REQUEST
Copy each of the rows below word for word, with every character unchanged.

--- begin ---

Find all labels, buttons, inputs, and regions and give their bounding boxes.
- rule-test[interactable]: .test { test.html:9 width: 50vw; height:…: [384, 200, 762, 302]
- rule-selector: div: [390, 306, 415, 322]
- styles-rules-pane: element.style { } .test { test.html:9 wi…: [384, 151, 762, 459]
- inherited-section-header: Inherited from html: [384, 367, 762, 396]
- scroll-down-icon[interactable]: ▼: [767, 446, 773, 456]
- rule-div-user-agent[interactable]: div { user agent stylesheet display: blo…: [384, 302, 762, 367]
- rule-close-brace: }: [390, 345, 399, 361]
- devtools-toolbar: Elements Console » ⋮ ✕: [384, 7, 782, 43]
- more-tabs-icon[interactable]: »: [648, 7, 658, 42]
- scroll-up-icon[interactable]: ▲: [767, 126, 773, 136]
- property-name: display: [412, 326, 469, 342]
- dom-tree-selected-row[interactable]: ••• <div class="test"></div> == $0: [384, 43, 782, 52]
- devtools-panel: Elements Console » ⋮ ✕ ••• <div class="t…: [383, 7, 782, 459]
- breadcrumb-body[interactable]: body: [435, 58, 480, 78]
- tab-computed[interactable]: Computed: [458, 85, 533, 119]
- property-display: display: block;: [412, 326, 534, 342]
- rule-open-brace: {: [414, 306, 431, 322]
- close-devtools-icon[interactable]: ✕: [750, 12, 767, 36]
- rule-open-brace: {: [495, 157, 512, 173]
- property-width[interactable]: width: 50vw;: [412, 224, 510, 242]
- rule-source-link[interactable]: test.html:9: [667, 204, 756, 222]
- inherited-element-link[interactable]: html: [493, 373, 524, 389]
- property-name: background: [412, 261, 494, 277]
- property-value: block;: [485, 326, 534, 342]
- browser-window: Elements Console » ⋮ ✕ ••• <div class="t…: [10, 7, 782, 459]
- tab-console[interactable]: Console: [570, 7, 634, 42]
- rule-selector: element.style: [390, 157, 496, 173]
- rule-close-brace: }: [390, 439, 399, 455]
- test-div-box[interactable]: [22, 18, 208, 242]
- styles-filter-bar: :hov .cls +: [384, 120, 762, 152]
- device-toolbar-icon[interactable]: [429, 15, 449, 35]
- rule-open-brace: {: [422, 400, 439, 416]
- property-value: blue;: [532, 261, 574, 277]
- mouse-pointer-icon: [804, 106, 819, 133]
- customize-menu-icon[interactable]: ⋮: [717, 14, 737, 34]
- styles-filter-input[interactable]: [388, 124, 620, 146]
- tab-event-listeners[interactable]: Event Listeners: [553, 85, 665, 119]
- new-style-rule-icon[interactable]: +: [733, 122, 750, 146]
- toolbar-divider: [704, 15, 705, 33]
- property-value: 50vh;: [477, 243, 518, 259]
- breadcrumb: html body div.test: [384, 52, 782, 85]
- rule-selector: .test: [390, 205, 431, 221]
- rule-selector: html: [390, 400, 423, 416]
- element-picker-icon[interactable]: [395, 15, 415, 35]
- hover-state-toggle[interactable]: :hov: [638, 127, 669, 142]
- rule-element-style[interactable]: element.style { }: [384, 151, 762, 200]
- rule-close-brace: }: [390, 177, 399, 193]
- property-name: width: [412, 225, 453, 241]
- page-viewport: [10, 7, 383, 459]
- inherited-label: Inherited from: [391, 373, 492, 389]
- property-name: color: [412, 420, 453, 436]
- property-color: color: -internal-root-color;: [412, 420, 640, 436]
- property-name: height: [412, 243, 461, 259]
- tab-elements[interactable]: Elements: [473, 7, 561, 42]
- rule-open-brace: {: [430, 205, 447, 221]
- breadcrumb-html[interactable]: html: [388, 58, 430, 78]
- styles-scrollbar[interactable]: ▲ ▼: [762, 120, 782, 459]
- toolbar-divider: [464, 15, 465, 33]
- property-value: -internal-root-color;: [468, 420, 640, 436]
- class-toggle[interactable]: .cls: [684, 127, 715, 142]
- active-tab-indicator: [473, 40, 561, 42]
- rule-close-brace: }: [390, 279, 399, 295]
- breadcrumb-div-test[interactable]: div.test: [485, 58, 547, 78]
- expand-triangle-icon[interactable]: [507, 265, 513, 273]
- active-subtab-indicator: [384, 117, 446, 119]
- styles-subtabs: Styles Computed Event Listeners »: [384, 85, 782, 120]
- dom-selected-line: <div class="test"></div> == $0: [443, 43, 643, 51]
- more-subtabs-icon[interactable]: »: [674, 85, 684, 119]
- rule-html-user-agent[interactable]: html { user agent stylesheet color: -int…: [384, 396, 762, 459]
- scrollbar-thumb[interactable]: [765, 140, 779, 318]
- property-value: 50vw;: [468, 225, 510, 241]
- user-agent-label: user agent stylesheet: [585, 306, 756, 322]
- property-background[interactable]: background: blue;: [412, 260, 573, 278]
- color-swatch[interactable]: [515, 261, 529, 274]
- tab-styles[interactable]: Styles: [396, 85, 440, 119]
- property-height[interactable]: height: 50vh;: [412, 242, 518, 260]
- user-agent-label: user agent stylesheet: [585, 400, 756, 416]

--- end ---

TASK OUTPUT
Find all labels, buttons, inputs, and regions and give their bounding boxes.
- rule-test[interactable]: .test { test.html:9 width: 50vw; height:…: [384, 200, 762, 302]
- rule-selector: div: [390, 306, 415, 322]
- styles-rules-pane: element.style { } .test { test.html:9 wi…: [384, 151, 762, 459]
- inherited-section-header: Inherited from html: [384, 367, 762, 396]
- scroll-down-icon[interactable]: ▼: [767, 446, 773, 456]
- rule-div-user-agent[interactable]: div { user agent stylesheet display: blo…: [384, 302, 762, 367]
- rule-close-brace: }: [390, 345, 399, 361]
- devtools-toolbar: Elements Console » ⋮ ✕: [384, 7, 782, 43]
- more-tabs-icon[interactable]: »: [648, 7, 658, 42]
- scroll-up-icon[interactable]: ▲: [767, 126, 773, 136]
- property-name: display: [412, 326, 469, 342]
- dom-tree-selected-row[interactable]: ••• <div class="test"></div> == $0: [384, 43, 782, 52]
- devtools-panel: Elements Console » ⋮ ✕ ••• <div class="t…: [383, 7, 782, 459]
- breadcrumb-body[interactable]: body: [435, 58, 480, 78]
- tab-computed[interactable]: Computed: [458, 85, 533, 119]
- property-display: display: block;: [412, 326, 534, 342]
- rule-open-brace: {: [414, 306, 431, 322]
- close-devtools-icon[interactable]: ✕: [750, 12, 767, 36]
- rule-open-brace: {: [495, 157, 512, 173]
- property-width[interactable]: width: 50vw;: [412, 224, 510, 242]
- rule-source-link[interactable]: test.html:9: [667, 204, 756, 222]
- inherited-element-link[interactable]: html: [493, 373, 524, 389]
- property-name: background: [412, 261, 494, 277]
- property-value: block;: [485, 326, 534, 342]
- browser-window: Elements Console » ⋮ ✕ ••• <div class="t…: [10, 7, 782, 459]
- tab-console[interactable]: Console: [570, 7, 634, 42]
- rule-selector: element.style: [390, 157, 496, 173]
- rule-close-brace: }: [390, 439, 399, 455]
- test-div-box[interactable]: [22, 18, 208, 242]
- styles-filter-bar: :hov .cls +: [384, 120, 762, 152]
- device-toolbar-icon[interactable]: [429, 15, 449, 35]
- rule-open-brace: {: [422, 400, 439, 416]
- property-value: blue;: [532, 261, 574, 277]
- mouse-pointer-icon: [804, 106, 819, 133]
- customize-menu-icon[interactable]: ⋮: [717, 14, 737, 34]
- styles-filter-input[interactable]: [388, 124, 620, 146]
- tab-event-listeners[interactable]: Event Listeners: [553, 85, 665, 119]
- new-style-rule-icon[interactable]: +: [733, 122, 750, 146]
- toolbar-divider: [704, 15, 705, 33]
- property-value: 50vh;: [477, 243, 518, 259]
- breadcrumb: html body div.test: [384, 52, 782, 85]
- rule-selector: .test: [390, 205, 431, 221]
- rule-selector: html: [390, 400, 423, 416]
- element-picker-icon[interactable]: [395, 15, 415, 35]
- hover-state-toggle[interactable]: :hov: [638, 127, 669, 142]
- rule-element-style[interactable]: element.style { }: [384, 151, 762, 200]
- rule-close-brace: }: [390, 177, 399, 193]
- property-name: width: [412, 225, 453, 241]
- page-viewport: [10, 7, 383, 459]
- inherited-label: Inherited from: [391, 373, 492, 389]
- property-name: color: [412, 420, 453, 436]
- property-color: color: -internal-root-color;: [412, 420, 640, 436]
- property-name: height: [412, 243, 461, 259]
- tab-elements[interactable]: Elements: [473, 7, 561, 42]
- rule-open-brace: {: [430, 205, 447, 221]
- breadcrumb-html[interactable]: html: [388, 58, 430, 78]
- styles-scrollbar[interactable]: ▲ ▼: [762, 120, 782, 459]
- toolbar-divider: [464, 15, 465, 33]
- property-value: -internal-root-color;: [468, 420, 640, 436]
- class-toggle[interactable]: .cls: [684, 127, 715, 142]
- active-tab-indicator: [473, 40, 561, 42]
- rule-close-brace: }: [390, 279, 399, 295]
- breadcrumb-div-test[interactable]: div.test: [485, 58, 547, 78]
- expand-triangle-icon[interactable]: [507, 265, 513, 273]
- active-subtab-indicator: [384, 117, 446, 119]
- styles-subtabs: Styles Computed Event Listeners »: [384, 85, 782, 120]
- dom-selected-line: <div class="test"></div> == $0: [443, 43, 643, 51]
- more-subtabs-icon[interactable]: »: [674, 85, 684, 119]
- rule-html-user-agent[interactable]: html { user agent stylesheet color: -int…: [384, 396, 762, 459]
- scrollbar-thumb[interactable]: [765, 140, 779, 318]
- property-value: 50vw;: [468, 225, 510, 241]
- user-agent-label: user agent stylesheet: [585, 306, 756, 322]
- property-background[interactable]: background: blue;: [412, 260, 573, 278]
- color-swatch[interactable]: [515, 261, 529, 274]
- tab-styles[interactable]: Styles: [396, 85, 440, 119]
- property-height[interactable]: height: 50vh;: [412, 242, 518, 260]
- user-agent-label: user agent stylesheet: [585, 400, 756, 416]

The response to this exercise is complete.